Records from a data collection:
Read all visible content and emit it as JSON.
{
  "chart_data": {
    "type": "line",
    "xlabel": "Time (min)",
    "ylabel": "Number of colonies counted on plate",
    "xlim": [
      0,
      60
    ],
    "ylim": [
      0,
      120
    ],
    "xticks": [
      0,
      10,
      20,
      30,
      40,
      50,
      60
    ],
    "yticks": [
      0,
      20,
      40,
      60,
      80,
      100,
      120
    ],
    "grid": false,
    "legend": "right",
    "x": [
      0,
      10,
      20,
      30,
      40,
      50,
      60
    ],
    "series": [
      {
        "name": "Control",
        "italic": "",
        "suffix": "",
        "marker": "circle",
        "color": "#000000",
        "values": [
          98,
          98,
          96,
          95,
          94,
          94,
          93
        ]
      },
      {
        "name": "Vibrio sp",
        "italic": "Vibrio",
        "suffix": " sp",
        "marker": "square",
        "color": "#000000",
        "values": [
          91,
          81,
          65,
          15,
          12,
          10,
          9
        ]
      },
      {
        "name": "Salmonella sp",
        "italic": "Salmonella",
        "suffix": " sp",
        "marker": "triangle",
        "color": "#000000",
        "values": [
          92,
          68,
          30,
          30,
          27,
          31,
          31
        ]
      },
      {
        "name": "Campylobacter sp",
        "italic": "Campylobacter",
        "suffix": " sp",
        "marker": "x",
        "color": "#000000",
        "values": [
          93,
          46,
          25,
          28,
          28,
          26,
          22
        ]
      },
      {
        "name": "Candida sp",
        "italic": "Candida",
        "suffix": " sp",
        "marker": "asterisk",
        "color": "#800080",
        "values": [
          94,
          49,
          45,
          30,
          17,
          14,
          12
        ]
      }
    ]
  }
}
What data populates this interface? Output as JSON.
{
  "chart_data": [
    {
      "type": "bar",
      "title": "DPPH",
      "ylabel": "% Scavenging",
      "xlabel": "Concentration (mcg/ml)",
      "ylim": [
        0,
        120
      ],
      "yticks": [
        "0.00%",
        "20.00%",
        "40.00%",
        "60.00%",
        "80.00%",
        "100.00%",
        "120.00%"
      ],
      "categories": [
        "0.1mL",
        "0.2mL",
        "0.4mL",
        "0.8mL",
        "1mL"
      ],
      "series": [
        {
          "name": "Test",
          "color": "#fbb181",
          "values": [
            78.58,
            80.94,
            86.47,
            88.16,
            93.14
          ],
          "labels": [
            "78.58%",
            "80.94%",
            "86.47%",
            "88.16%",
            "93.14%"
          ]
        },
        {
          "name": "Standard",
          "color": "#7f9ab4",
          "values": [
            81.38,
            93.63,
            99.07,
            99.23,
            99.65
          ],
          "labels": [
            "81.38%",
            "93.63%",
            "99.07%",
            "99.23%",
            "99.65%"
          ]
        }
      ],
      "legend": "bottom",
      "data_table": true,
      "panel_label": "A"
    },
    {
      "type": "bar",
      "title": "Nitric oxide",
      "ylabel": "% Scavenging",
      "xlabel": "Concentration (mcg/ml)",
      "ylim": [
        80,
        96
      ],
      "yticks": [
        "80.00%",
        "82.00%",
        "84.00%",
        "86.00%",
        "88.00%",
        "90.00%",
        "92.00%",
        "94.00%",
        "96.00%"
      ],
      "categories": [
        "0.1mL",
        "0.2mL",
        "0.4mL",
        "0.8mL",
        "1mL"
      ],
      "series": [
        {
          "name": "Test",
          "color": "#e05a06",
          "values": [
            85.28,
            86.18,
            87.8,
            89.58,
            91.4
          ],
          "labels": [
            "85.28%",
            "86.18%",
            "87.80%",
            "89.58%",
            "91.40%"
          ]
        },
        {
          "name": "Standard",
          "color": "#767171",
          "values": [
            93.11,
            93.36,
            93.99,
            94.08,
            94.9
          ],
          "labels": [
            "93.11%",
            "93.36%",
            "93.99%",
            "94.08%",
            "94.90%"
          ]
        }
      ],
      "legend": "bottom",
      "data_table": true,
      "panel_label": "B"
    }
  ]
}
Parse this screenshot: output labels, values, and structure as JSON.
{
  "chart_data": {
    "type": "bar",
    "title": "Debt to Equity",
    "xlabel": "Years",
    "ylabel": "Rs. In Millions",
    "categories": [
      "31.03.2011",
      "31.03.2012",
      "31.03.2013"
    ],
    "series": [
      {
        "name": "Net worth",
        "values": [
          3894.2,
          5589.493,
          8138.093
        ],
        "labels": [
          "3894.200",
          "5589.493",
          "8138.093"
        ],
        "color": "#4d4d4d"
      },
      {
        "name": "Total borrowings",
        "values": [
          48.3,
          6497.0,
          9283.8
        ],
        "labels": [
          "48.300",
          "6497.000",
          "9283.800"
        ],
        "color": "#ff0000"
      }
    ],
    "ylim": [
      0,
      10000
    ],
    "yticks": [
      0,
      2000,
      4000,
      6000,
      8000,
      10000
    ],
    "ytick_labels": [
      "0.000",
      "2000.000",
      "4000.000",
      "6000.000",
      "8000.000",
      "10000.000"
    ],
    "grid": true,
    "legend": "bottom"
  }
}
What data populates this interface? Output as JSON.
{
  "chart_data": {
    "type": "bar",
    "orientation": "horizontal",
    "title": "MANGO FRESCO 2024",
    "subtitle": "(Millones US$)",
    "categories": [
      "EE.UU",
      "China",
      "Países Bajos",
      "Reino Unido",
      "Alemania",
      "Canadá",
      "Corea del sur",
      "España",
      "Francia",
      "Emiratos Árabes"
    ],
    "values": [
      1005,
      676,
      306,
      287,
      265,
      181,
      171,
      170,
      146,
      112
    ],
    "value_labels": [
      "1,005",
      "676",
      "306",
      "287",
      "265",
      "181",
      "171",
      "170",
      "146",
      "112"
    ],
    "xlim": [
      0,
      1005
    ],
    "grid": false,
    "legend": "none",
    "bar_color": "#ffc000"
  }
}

WORK TO BE COMPLETED: Go through the material and select each line with the string "ylabel" in it.

THE SOLUTION:
    "ylabel": "Number of colonies counted on plate",
      "ylabel": "% Scavenging",
      "ylabel": "% Scavenging",
    "ylabel": "Rs. In Millions",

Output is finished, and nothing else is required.